#### [Exercise prompt]
Filter the records for lines holding the string "labels".
## Begin
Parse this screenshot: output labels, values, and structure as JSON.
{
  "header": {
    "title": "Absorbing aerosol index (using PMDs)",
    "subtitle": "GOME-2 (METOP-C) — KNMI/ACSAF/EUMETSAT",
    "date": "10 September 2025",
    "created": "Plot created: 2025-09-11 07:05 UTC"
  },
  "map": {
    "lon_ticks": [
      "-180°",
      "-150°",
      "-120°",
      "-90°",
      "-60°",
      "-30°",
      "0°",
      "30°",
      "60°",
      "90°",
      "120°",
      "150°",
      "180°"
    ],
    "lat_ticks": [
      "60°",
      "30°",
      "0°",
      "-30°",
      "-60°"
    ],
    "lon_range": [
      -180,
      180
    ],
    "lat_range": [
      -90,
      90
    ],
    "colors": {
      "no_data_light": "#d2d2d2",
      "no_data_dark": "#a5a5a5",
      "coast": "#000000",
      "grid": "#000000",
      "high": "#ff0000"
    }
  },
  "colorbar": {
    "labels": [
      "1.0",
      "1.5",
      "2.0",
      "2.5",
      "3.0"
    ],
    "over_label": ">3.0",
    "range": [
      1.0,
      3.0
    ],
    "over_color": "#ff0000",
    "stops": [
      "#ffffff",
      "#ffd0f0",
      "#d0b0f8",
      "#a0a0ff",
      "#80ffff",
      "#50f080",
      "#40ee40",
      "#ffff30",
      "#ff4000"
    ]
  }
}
## End
#### [Reply]
Parse this screenshot: output labels, values, and structure as JSON.
    "labels": [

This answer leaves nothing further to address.